[Collected data]
========

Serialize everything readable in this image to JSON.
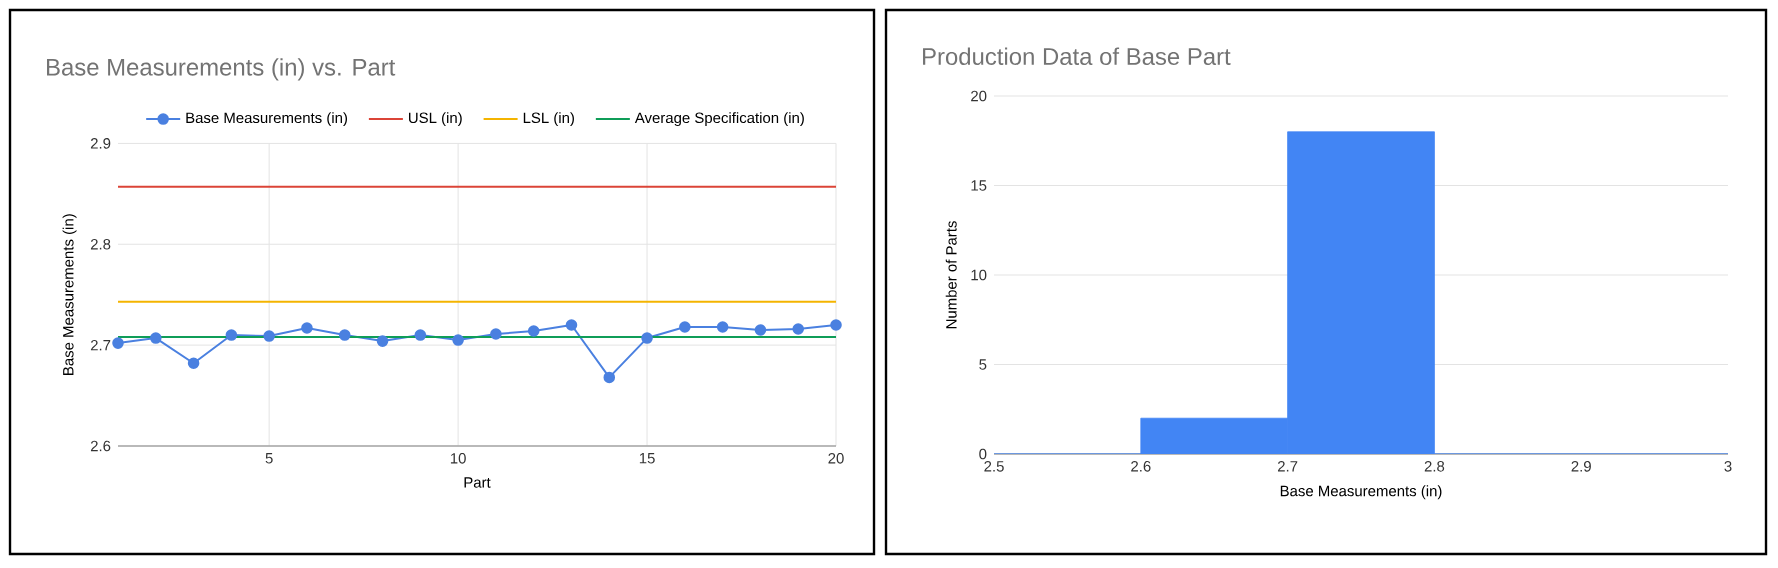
{
  "chart_data": [
    {
      "type": "line",
      "title": "Base Measurements (in) vs. Part",
      "xlabel": "Part",
      "ylabel": "Base Measurements (in)",
      "xlim": [
        1,
        20
      ],
      "xticks": [
        5,
        10,
        15,
        20
      ],
      "ylim": [
        2.6,
        2.9
      ],
      "yticks": [
        2.6,
        2.7,
        2.8,
        2.9
      ],
      "grid": true,
      "legend": "top",
      "line_style": "solid",
      "series": [
        {
          "name": "Base Measurements (in)",
          "color": "#4a80e0",
          "marker": "circle",
          "x": [
            1,
            2,
            3,
            4,
            5,
            6,
            7,
            8,
            9,
            10,
            11,
            12,
            13,
            14,
            15,
            16,
            17,
            18,
            19,
            20
          ],
          "values": [
            2.702,
            2.707,
            2.682,
            2.71,
            2.709,
            2.717,
            2.71,
            2.704,
            2.71,
            2.705,
            2.711,
            2.714,
            2.72,
            2.668,
            2.707,
            2.718,
            2.718,
            2.715,
            2.716,
            2.72
          ]
        },
        {
          "name": "USL (in)",
          "color": "#db4437",
          "marker": "none",
          "x": [
            1,
            20
          ],
          "values": [
            2.857,
            2.857
          ]
        },
        {
          "name": "LSL (in)",
          "color": "#f4b400",
          "marker": "none",
          "x": [
            1,
            20
          ],
          "values": [
            2.743,
            2.743
          ]
        },
        {
          "name": "Average Specification (in)",
          "color": "#0f9d58",
          "marker": "none",
          "x": [
            1,
            20
          ],
          "values": [
            2.708,
            2.708
          ]
        }
      ]
    },
    {
      "type": "histogram",
      "title": "Production Data of Base Part",
      "xlabel": "Base Measurements (in)",
      "ylabel": "Number of Parts",
      "bins": [
        2.5,
        2.6,
        2.7,
        2.8,
        2.9,
        3.0
      ],
      "values": [
        0,
        2,
        18,
        0,
        0
      ],
      "color": "#4285f4",
      "xlim": [
        2.5,
        3
      ],
      "xticks": [
        2.5,
        2.6,
        2.7,
        2.8,
        2.9,
        3
      ],
      "ylim": [
        0,
        20
      ],
      "yticks": [
        0,
        5,
        10,
        15,
        20
      ],
      "grid": "y",
      "legend": false
    }
  ]
}
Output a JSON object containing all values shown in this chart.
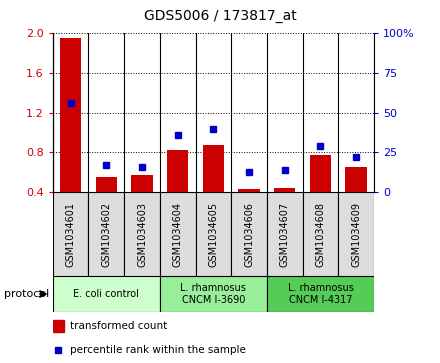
{
  "title": "GDS5006 / 173817_at",
  "samples": [
    "GSM1034601",
    "GSM1034602",
    "GSM1034603",
    "GSM1034604",
    "GSM1034605",
    "GSM1034606",
    "GSM1034607",
    "GSM1034608",
    "GSM1034609"
  ],
  "transformed_count": [
    1.95,
    0.55,
    0.57,
    0.82,
    0.87,
    0.43,
    0.44,
    0.77,
    0.65
  ],
  "percentile_rank": [
    56,
    17,
    16,
    36,
    40,
    13,
    14,
    29,
    22
  ],
  "bar_color": "#cc0000",
  "dot_color": "#0000cc",
  "ylim_left": [
    0.4,
    2.0
  ],
  "ylim_right": [
    0,
    100
  ],
  "yticks_left": [
    0.4,
    0.8,
    1.2,
    1.6,
    2.0
  ],
  "yticks_right": [
    0,
    25,
    50,
    75,
    100
  ],
  "yticklabels_right": [
    "0",
    "25",
    "50",
    "75",
    "100%"
  ],
  "protocol_groups": [
    {
      "label": "E. coli control",
      "start": 0,
      "end": 3,
      "color": "#ccffcc"
    },
    {
      "label": "L. rhamnosus\nCNCM I-3690",
      "start": 3,
      "end": 6,
      "color": "#99ee99"
    },
    {
      "label": "L. rhamnosus\nCNCM I-4317",
      "start": 6,
      "end": 9,
      "color": "#55cc55"
    }
  ],
  "legend_bar_label": "transformed count",
  "legend_dot_label": "percentile rank within the sample",
  "protocol_label": "protocol",
  "background_color": "#ffffff",
  "plot_bg_color": "#ffffff",
  "sample_box_color": "#dddddd",
  "bar_width": 0.6
}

========

# Exercise
Gather all lines from the records above in which "name" appears.

# Response for this exercise
          "name": "Base Measurements (in)",
          "name": "USL (in)",
          "name": "LSL (in)",
          "name": "Average Specification (in)",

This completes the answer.